WHAT TO WORK ON
Type out the data exactly as given. Skip any image.

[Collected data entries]
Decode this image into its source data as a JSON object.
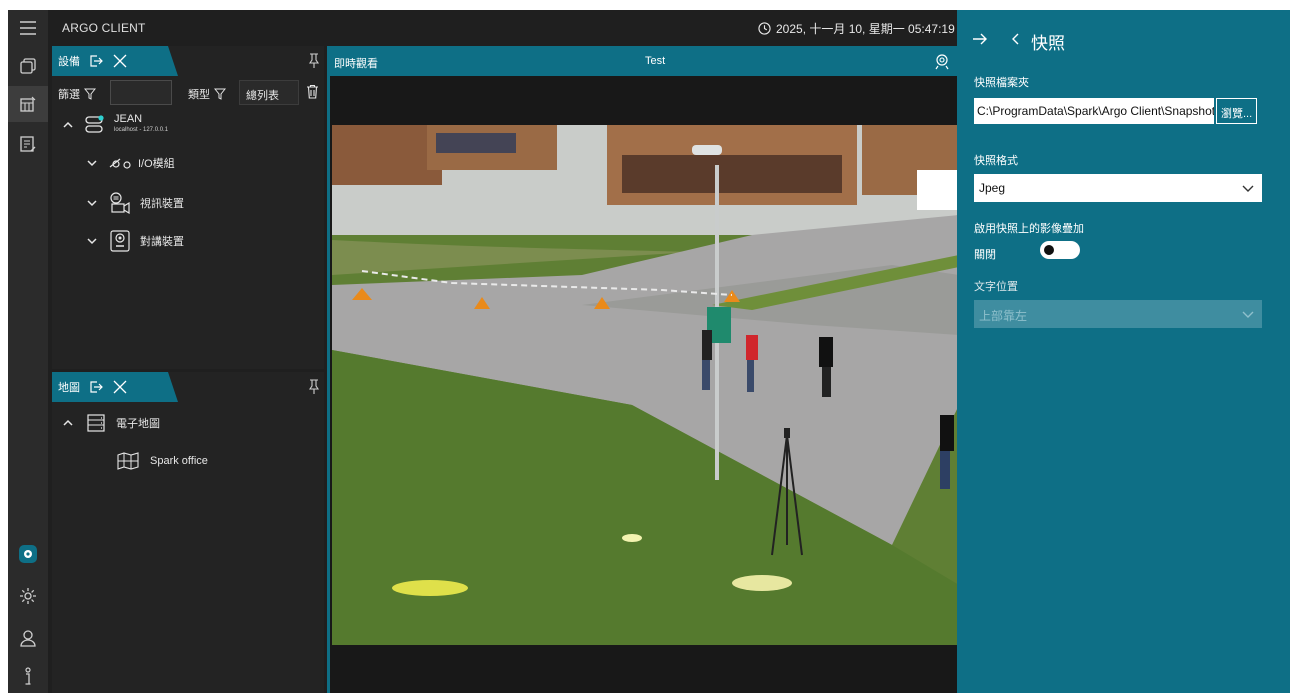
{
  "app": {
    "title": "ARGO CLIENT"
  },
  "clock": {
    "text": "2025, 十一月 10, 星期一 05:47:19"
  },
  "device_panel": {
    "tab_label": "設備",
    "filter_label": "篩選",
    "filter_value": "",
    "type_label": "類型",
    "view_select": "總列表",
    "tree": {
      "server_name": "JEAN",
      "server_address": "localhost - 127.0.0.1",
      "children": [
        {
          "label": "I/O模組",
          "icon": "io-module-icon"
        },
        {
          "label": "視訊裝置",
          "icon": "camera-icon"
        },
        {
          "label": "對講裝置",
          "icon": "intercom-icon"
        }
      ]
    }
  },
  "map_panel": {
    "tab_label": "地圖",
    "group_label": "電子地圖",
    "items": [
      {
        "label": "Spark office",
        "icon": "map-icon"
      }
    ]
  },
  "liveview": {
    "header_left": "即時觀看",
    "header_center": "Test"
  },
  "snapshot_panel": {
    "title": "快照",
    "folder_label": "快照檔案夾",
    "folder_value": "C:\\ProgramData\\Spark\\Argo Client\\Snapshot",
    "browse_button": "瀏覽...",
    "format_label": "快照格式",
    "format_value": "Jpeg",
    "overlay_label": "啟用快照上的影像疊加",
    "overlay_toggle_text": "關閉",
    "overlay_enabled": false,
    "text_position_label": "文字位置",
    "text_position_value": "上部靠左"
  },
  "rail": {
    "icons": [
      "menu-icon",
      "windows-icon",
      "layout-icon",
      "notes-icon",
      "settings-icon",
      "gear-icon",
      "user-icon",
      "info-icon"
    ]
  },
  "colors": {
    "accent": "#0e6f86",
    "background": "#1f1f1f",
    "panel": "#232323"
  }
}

RESULT FOR THIS EXERCISE
Decode this image into its source data as a JSON object.
{
  "app": {
    "title": "ARGO CLIENT"
  },
  "clock": {
    "text": "2025, 十一月 10, 星期一 05:47:19"
  },
  "device_panel": {
    "tab_label": "設備",
    "filter_label": "篩選",
    "filter_value": "",
    "type_label": "類型",
    "view_select": "總列表",
    "tree": {
      "server_name": "JEAN",
      "server_address": "localhost - 127.0.0.1",
      "children": [
        {
          "label": "I/O模組",
          "icon": "io-module-icon"
        },
        {
          "label": "視訊裝置",
          "icon": "camera-icon"
        },
        {
          "label": "對講裝置",
          "icon": "intercom-icon"
        }
      ]
    }
  },
  "map_panel": {
    "tab_label": "地圖",
    "group_label": "電子地圖",
    "items": [
      {
        "label": "Spark office",
        "icon": "map-icon"
      }
    ]
  },
  "liveview": {
    "header_left": "即時觀看",
    "header_center": "Test"
  },
  "snapshot_panel": {
    "title": "快照",
    "folder_label": "快照檔案夾",
    "folder_value": "C:\\ProgramData\\Spark\\Argo Client\\Snapshot",
    "browse_button": "瀏覽...",
    "format_label": "快照格式",
    "format_value": "Jpeg",
    "overlay_label": "啟用快照上的影像疊加",
    "overlay_toggle_text": "關閉",
    "overlay_enabled": false,
    "text_position_label": "文字位置",
    "text_position_value": "上部靠左"
  },
  "rail": {
    "icons": [
      "menu-icon",
      "windows-icon",
      "layout-icon",
      "notes-icon",
      "settings-icon",
      "gear-icon",
      "user-icon",
      "info-icon"
    ]
  },
  "colors": {
    "accent": "#0e6f86",
    "background": "#1f1f1f",
    "panel": "#232323"
  }
}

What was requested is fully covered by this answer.